- SELECTED TEXT -
---*---

You are viewing a plain text version of this content. The canonical link for it is here.
Posted to issues@spark.apache.org by "Prada Souvanlasy (JIRA)" <ji...@apache.org> on 2015/10/30 16:08:27 UTC
[jira] [Commented] (SPARK-11422) Spark Streaming job which does a
transformation involving a DStream and a RDD cannot be restarted from a
checkpoint
[ https://issues.apache.org/jira/browse/SPARK-11422?page=com.atlassian.jira.plugin.system.issuetabpanels:comment-tabpanel&focusedCommentId=14982672#comment-14982672 ]
Prada Souvanlasy commented on SPARK-11422:
------------------------------------------
Hello, thanks for your quick answer.
Therefore, we think that doing transformations involving data coming from a stream and a 'static' dataset (such as a join to enrich the incoming data stream with relevant information from the static dataset) is a common use-case we will have to handle.
We might have done it the wrong way regarding checkpointing, so what would you recommend to properly address this use-case ?
IMHO, an example on the documentation showing how to deal with this kind of use-cases with Spark Streaming (while enabling checkpointing) would be highly beneficial to a lot of users.

---*---

- WORK INSTRUCTIONS -
(a) Output the Spark Streaming checkpoint comment again in full, unchanged.
(b) Return the stretch of the records from their first line through the line containing "dimension-arrow-down [1375, 1187, 1393, 1204]", copied verbatim and including both ends.

(Layout region records)
---*---

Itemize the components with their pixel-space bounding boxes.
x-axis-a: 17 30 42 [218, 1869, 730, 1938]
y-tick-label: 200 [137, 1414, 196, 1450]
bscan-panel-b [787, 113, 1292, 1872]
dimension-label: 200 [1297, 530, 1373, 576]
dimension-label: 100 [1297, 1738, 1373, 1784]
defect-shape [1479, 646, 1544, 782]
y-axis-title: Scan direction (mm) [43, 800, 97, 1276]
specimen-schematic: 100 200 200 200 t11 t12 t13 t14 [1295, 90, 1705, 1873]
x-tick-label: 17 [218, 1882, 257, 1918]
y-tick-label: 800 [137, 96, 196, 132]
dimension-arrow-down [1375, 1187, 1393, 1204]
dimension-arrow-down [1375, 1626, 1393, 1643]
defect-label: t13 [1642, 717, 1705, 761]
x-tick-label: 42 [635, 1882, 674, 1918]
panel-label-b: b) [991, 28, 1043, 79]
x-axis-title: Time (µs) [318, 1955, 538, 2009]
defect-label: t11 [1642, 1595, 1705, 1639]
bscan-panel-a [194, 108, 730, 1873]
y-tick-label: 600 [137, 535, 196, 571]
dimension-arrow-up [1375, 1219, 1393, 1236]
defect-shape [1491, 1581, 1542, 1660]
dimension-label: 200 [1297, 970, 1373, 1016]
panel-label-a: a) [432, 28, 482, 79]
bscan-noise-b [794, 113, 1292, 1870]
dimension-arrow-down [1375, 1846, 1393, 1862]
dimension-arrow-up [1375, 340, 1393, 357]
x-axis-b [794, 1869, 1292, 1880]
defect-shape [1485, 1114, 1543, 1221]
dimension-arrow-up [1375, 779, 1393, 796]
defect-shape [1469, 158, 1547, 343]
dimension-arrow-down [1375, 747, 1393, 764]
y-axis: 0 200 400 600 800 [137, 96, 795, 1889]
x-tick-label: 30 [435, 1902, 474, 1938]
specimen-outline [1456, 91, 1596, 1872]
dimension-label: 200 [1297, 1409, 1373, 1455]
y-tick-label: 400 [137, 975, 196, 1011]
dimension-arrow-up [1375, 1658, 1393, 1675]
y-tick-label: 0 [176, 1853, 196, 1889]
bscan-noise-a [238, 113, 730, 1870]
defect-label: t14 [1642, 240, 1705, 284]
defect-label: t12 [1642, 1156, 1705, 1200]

---*---

- TASK-BY-TASK OUTPUTS -
(a)
You are viewing a plain text version of this content. The canonical link for it is here.
Posted to issues@spark.apache.org by "Prada Souvanlasy (JIRA)" <ji...@apache.org> on 2015/10/30 16:08:27 UTC
[jira] [Commented] (SPARK-11422) Spark Streaming job which does a
transformation involving a DStream and a RDD cannot be restarted from a
checkpoint
[ https://issues.apache.org/jira/browse/SPARK-11422?page=com.atlassian.jira.plugin.system.issuetabpanels:comment-tabpanel&focusedCommentId=14982672#comment-14982672 ]
Prada Souvanlasy commented on SPARK-11422:
------------------------------------------
Hello, thanks for your quick answer.
Therefore, we think that doing transformations involving data coming from a stream and a 'static' dataset (such as a join to enrich the incoming data stream with relevant information from the static dataset) is a common use-case we will have to handle.
We might have done it the wrong way regarding checkpointing, so what would you recommend to properly address this use-case ?
IMHO, an example on the documentation showing how to deal with this kind of use-cases with Spark Streaming (while enabling checkpointing) would be highly beneficial to a lot of users.

(b)
Itemize the components with their pixel-space bounding boxes.
x-axis-a: 17 30 42 [218, 1869, 730, 1938]
y-tick-label: 200 [137, 1414, 196, 1450]
bscan-panel-b [787, 113, 1292, 1872]
dimension-label: 200 [1297, 530, 1373, 576]
dimension-label: 100 [1297, 1738, 1373, 1784]
defect-shape [1479, 646, 1544, 782]
y-axis-title: Scan direction (mm) [43, 800, 97, 1276]
specimen-schematic: 100 200 200 200 t11 t12 t13 t14 [1295, 90, 1705, 1873]
x-tick-label: 17 [218, 1882, 257, 1918]
y-tick-label: 800 [137, 96, 196, 132]
dimension-arrow-down [1375, 1187, 1393, 1204]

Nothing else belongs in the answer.